Objective —
Your task is to write out the complete listing exactly as it is shown.

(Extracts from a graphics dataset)
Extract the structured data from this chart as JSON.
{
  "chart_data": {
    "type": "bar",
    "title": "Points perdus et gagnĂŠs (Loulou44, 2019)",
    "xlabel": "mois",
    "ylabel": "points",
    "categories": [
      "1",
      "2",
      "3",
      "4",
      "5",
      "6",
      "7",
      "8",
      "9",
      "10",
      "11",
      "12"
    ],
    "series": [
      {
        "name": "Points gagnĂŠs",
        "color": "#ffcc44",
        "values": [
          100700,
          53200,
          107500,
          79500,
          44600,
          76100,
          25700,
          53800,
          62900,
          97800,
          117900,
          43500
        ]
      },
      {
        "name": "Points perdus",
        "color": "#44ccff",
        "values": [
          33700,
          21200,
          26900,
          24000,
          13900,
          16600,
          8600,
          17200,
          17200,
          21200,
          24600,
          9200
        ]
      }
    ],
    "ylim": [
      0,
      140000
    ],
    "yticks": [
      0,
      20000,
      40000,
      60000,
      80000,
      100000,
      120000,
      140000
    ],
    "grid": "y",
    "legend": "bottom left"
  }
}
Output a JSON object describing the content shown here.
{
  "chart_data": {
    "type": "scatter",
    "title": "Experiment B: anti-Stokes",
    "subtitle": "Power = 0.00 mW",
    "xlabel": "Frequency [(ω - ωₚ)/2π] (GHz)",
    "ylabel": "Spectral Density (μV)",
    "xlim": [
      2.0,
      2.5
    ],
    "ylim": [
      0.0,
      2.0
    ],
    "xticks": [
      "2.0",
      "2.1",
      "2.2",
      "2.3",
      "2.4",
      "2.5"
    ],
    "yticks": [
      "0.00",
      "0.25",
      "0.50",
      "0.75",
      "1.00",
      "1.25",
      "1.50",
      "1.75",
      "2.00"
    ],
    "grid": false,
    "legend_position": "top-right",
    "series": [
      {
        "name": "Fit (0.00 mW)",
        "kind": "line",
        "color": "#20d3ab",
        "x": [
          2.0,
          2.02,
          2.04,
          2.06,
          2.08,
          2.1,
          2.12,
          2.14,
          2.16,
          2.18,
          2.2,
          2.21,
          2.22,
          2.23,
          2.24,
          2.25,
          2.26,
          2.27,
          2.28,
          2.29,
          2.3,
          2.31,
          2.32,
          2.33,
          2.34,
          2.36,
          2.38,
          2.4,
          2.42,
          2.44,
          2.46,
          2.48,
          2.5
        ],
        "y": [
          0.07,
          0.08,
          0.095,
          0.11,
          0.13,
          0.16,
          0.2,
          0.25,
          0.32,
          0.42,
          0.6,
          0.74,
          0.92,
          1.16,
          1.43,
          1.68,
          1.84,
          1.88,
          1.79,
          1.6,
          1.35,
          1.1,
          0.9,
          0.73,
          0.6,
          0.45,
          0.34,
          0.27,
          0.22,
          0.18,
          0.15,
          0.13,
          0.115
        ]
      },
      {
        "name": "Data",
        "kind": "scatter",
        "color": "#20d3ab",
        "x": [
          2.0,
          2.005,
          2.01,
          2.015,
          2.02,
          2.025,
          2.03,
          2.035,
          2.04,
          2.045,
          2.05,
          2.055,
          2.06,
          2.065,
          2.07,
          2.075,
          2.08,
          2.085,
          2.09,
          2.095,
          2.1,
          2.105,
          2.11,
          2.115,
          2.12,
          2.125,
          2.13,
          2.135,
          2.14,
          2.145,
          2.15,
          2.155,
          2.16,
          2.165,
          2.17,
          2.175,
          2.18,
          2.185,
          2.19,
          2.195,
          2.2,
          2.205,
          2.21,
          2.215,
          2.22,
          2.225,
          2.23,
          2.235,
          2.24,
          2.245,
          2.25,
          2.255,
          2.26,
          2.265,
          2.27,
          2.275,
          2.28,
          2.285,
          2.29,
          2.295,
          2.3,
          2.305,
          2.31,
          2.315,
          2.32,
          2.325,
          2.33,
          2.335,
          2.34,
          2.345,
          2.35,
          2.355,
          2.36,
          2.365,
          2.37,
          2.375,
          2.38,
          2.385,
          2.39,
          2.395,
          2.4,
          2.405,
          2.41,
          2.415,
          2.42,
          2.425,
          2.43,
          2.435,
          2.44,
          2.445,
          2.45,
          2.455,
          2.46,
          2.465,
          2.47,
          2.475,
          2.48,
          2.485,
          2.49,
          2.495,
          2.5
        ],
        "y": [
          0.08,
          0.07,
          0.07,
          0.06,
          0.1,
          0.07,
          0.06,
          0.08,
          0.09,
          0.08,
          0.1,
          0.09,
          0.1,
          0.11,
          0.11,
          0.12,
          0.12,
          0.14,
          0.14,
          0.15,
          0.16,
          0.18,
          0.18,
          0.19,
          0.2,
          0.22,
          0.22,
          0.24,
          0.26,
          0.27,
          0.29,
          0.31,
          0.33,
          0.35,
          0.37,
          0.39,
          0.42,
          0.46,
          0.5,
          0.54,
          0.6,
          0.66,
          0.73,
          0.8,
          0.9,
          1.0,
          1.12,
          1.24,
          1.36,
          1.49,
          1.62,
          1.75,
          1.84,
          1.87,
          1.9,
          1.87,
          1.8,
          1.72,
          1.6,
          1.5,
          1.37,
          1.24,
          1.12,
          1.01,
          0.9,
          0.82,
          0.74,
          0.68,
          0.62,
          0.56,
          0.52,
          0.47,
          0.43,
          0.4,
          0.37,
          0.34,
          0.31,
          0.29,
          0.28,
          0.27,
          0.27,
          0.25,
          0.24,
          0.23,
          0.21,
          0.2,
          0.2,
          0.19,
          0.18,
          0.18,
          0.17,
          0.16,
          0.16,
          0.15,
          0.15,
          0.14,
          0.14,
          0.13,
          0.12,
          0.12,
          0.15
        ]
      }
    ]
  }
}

Result for this task —
Extract the structured data from this chart as JSON.
{
  "chart_data": {
    "type": "bar",
    "title": "Points perdus et gagnĂŠs (Loulou44, 2019)",
    "xlabel": "mois",
    "ylabel": "points",
    "categories": [
      "1",
      "2",
      "3",
      "4",
      "5",
      "6",
      "7",
      "8",
      "9",
      "10",
      "11",
      "12"
    ],
    "series": [
      {
        "name": "Points gagnĂŠs",
        "color": "#ffcc44",
        "values": [
          100700,
          53200,
          107500,
          79500,
          44600,
          76100,
          25700,
          53800,
          62900,
          97800,
          117900,
          43500
        ]
      },
      {
        "name": "Points perdus",
        "color": "#44ccff",
        "values": [
          33700,
          21200,
          26900,
          24000,
          13900,
          16600,
          8600,
          17200,
          17200,
          21200,
          24600,
          9200
        ]
      }
    ],
    "ylim": [
      0,
      140000
    ],
    "yticks": [
      0,
      20000,
      40000,
      60000,
      80000,
      100000,
      120000,
      140000
    ],
    "grid": "y",
    "legend": "bottom left"
  }
}
Output a JSON object describing the content shown here.
{
  "chart_data": {
    "type": "scatter",
    "title": "Experiment B: anti-Stokes",
    "subtitle": "Power = 0.00 mW",
    "xlabel": "Frequency [(ω - ωₚ)/2π] (GHz)",
    "ylabel": "Spectral Density (μV)",
    "xlim": [
      2.0,
      2.5
    ],
    "ylim": [
      0.0,
      2.0
    ],
    "xticks": [
      "2.0",
      "2.1",
      "2.2",
      "2.3",
      "2.4",
      "2.5"
    ],
    "yticks": [
      "0.00",
      "0.25",
      "0.50",
      "0.75",
      "1.00",
      "1.25",
      "1.50",
      "1.75",
      "2.00"
    ],
    "grid": false,
    "legend_position": "top-right",
    "series": [
      {
        "name": "Fit (0.00 mW)",
        "kind": "line",
        "color": "#20d3ab",
        "x": [
          2.0,
          2.02,
          2.04,
          2.06,
          2.08,
          2.1,
          2.12,
          2.14,
          2.16,
          2.18,
          2.2,
          2.21,
          2.22,
          2.23,
          2.24,
          2.25,
          2.26,
          2.27,
          2.28,
          2.29,
          2.3,
          2.31,
          2.32,
          2.33,
          2.34,
          2.36,
          2.38,
          2.4,
          2.42,
          2.44,
          2.46,
          2.48,
          2.5
        ],
        "y": [
          0.07,
          0.08,
          0.095,
          0.11,
          0.13,
          0.16,
          0.2,
          0.25,
          0.32,
          0.42,
          0.6,
          0.74,
          0.92,
          1.16,
          1.43,
          1.68,
          1.84,
          1.88,
          1.79,
          1.6,
          1.35,
          1.1,
          0.9,
          0.73,
          0.6,
          0.45,
          0.34,
          0.27,
          0.22,
          0.18,
          0.15,
          0.13,
          0.115
        ]
      },
      {
        "name": "Data",
        "kind": "scatter",
        "color": "#20d3ab",
        "x": [
          2.0,
          2.005,
          2.01,
          2.015,
          2.02,
          2.025,
          2.03,
          2.035,
          2.04,
          2.045,
          2.05,
          2.055,
          2.06,
          2.065,
          2.07,
          2.075,
          2.08,
          2.085,
          2.09,
          2.095,
          2.1,
          2.105,
          2.11,
          2.115,
          2.12,
          2.125,
          2.13,
          2.135,
          2.14,
          2.145,
          2.15,
          2.155,
          2.16,
          2.165,
          2.17,
          2.175,
          2.18,
          2.185,
          2.19,
          2.195,
          2.2,
          2.205,
          2.21,
          2.215,
          2.22,
          2.225,
          2.23,
          2.235,
          2.24,
          2.245,
          2.25,
          2.255,
          2.26,
          2.265,
          2.27,
          2.275,
          2.28,
          2.285,
          2.29,
          2.295,
          2.3,
          2.305,
          2.31,
          2.315,
          2.32,
          2.325,
          2.33,
          2.335,
          2.34,
          2.345,
          2.35,
          2.355,
          2.36,
          2.365,
          2.37,
          2.375,
          2.38,
          2.385,
          2.39,
          2.395,
          2.4,
          2.405,
          2.41,
          2.415,
          2.42,
          2.425,
          2.43,
          2.435,
          2.44,
          2.445,
          2.45,
          2.455,
          2.46,
          2.465,
          2.47,
          2.475,
          2.48,
          2.485,
          2.49,
          2.495,
          2.5
        ],
        "y": [
          0.08,
          0.07,
          0.07,
          0.06,
          0.1,
          0.07,
          0.06,
          0.08,
          0.09,
          0.08,
          0.1,
          0.09,
          0.1,
          0.11,
          0.11,
          0.12,
          0.12,
          0.14,
          0.14,
          0.15,
          0.16,
          0.18,
          0.18,
          0.19,
          0.2,
          0.22,
          0.22,
          0.24,
          0.26,
          0.27,
          0.29,
          0.31,
          0.33,
          0.35,
          0.37,
          0.39,
          0.42,
          0.46,
          0.5,
          0.54,
          0.6,
          0.66,
          0.73,
          0.8,
          0.9,
          1.0,
          1.12,
          1.24,
          1.36,
          1.49,
          1.62,
          1.75,
          1.84,
          1.87,
          1.9,
          1.87,
          1.8,
          1.72,
          1.6,
          1.5,
          1.37,
          1.24,
          1.12,
          1.01,
          0.9,
          0.82,
          0.74,
          0.68,
          0.62,
          0.56,
          0.52,
          0.47,
          0.43,
          0.4,
          0.37,
          0.34,
          0.31,
          0.29,
          0.28,
          0.27,
          0.27,
          0.25,
          0.24,
          0.23,
          0.21,
          0.2,
          0.2,
          0.19,
          0.18,
          0.18,
          0.17,
          0.16,
          0.16,
          0.15,
          0.15,
          0.14,
          0.14,
          0.13,
          0.12,
          0.12,
          0.15
        ]
      }
    ]
  }
}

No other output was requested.